= Data rows =
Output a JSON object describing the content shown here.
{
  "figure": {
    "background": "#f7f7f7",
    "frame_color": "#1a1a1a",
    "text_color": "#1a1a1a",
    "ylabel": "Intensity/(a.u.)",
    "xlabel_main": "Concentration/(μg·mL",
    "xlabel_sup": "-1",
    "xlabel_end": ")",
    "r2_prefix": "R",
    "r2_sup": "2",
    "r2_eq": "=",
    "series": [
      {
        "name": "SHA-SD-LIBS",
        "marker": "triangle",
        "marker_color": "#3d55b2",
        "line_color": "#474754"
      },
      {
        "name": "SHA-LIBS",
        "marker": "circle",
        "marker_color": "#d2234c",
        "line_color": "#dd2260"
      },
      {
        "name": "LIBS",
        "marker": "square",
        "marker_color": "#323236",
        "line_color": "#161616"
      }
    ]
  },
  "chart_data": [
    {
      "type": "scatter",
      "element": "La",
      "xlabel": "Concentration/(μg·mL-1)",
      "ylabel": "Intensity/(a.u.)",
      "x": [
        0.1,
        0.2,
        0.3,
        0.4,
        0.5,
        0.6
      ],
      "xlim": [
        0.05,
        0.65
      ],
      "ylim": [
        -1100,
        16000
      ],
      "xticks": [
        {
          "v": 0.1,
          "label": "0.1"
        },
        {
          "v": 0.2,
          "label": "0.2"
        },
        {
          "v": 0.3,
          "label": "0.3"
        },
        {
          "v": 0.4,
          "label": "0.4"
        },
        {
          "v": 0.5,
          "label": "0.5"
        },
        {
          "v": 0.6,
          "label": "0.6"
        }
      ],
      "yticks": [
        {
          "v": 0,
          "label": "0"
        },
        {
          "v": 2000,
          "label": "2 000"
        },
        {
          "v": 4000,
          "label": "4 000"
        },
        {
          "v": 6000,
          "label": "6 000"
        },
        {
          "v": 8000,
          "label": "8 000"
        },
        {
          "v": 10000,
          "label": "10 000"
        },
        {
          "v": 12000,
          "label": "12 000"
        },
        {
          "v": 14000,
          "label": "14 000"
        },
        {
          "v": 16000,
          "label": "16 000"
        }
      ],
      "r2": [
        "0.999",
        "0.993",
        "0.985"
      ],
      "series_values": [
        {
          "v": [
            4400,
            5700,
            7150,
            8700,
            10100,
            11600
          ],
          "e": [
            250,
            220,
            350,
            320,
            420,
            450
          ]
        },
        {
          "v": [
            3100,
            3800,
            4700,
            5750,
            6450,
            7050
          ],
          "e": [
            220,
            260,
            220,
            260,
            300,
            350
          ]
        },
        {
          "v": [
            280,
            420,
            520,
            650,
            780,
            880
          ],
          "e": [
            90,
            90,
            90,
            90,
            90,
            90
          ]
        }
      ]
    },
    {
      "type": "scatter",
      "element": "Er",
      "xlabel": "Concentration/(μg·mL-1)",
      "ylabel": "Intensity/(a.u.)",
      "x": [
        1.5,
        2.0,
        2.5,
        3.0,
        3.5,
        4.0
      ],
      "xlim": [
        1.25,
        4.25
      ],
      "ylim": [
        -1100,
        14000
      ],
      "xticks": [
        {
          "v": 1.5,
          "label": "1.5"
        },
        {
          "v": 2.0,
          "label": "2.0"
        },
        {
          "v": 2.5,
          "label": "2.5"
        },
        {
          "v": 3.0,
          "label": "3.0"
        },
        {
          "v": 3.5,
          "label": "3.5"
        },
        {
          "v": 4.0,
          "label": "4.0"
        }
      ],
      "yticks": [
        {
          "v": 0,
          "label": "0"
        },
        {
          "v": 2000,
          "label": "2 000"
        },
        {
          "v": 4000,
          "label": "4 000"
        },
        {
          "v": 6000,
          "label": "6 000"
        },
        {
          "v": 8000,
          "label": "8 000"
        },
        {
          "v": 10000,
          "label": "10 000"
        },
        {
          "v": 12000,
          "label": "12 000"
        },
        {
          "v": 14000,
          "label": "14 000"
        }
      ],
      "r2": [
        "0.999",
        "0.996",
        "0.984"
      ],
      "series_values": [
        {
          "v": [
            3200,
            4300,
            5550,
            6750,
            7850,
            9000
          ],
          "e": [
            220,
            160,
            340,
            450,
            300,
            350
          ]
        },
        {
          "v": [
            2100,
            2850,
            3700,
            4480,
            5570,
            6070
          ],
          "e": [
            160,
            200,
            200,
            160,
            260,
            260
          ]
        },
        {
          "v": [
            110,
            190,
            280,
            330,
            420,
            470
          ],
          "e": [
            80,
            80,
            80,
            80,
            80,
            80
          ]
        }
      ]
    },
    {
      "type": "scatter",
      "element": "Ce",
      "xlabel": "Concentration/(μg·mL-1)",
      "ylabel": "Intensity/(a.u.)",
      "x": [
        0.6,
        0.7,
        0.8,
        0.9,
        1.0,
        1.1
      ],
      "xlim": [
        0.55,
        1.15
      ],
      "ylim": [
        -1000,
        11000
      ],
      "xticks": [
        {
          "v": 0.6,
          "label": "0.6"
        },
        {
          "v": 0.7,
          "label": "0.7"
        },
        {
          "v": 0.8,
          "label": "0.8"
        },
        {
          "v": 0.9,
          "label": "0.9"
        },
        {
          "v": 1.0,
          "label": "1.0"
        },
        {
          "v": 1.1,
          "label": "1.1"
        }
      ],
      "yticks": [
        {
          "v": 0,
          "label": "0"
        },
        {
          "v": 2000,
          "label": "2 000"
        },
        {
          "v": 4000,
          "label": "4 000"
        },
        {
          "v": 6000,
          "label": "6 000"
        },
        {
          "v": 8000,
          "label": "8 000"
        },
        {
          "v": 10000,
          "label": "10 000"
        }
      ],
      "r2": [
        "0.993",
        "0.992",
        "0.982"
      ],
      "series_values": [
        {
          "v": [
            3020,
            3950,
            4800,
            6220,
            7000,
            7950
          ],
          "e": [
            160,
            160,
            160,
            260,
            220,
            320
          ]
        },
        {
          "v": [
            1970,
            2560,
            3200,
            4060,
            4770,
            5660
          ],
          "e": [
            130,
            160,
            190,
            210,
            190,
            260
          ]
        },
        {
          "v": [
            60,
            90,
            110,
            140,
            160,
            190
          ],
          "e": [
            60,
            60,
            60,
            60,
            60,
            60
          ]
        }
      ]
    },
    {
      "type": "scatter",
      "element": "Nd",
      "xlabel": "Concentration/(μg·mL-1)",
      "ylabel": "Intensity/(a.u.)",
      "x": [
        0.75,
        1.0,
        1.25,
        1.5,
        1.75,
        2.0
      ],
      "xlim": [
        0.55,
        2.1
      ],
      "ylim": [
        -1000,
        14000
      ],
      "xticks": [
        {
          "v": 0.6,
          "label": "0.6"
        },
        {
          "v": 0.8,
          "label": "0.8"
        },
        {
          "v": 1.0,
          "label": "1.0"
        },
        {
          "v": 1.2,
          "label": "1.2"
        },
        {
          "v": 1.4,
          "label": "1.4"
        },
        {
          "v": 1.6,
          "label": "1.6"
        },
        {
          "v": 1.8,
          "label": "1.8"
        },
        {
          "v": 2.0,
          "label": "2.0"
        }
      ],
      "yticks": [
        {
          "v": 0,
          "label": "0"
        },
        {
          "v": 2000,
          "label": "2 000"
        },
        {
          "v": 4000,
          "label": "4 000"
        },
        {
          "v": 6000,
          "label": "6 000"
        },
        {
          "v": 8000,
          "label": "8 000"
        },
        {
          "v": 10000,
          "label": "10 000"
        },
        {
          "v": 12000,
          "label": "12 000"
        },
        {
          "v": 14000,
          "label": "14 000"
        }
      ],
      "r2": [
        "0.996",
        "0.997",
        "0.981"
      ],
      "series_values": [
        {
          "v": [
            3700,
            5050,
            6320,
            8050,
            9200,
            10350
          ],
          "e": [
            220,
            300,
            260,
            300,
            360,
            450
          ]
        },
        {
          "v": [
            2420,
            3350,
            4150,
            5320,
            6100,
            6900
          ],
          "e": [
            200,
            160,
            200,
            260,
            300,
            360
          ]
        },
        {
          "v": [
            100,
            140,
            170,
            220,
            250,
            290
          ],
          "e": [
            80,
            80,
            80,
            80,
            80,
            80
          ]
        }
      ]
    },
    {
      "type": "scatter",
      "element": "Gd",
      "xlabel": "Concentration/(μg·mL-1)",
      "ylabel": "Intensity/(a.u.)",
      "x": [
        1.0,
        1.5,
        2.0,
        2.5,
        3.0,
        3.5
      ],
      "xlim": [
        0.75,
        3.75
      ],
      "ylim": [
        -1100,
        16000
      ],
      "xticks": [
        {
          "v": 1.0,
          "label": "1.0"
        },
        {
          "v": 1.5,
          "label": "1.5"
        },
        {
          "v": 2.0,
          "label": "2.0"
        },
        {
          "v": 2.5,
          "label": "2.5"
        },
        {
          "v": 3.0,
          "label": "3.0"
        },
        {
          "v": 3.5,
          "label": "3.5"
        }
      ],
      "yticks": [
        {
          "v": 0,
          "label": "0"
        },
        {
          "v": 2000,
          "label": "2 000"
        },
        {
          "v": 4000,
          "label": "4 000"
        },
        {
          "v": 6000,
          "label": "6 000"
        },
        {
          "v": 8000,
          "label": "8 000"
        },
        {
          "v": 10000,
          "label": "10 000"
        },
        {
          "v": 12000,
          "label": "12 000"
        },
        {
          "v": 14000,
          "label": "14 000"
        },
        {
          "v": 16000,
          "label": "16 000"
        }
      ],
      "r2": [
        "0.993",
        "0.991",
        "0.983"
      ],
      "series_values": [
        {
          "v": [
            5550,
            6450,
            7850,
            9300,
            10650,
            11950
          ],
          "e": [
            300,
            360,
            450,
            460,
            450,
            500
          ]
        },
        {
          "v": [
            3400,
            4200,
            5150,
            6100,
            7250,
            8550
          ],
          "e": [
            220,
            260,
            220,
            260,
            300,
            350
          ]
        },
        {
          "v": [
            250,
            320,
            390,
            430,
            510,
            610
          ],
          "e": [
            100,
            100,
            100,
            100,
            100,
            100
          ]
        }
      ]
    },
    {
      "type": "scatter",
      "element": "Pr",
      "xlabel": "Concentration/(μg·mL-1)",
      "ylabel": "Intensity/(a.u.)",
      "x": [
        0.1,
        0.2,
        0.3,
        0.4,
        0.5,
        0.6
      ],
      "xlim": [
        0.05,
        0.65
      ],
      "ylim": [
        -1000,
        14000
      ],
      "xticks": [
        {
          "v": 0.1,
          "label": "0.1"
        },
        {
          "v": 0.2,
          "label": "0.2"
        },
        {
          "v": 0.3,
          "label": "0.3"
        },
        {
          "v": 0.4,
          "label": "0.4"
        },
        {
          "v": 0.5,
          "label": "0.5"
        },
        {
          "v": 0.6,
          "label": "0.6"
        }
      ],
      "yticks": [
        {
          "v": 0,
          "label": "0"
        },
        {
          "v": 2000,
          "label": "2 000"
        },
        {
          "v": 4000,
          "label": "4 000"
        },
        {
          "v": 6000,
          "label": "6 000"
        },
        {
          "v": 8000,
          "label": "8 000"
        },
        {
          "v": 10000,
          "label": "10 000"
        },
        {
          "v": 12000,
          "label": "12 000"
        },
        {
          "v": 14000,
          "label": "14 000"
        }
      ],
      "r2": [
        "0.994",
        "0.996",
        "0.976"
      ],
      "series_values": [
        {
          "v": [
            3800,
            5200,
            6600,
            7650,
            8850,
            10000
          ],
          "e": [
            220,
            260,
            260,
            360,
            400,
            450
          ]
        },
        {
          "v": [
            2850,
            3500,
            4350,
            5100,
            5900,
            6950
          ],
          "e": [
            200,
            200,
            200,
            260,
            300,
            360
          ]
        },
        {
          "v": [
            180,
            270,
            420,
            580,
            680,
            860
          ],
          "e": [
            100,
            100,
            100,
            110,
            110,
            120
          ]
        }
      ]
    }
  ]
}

= Task description =
Give back only a number, the number of lines where the string "LIBS" occurs.

= Correct response =
3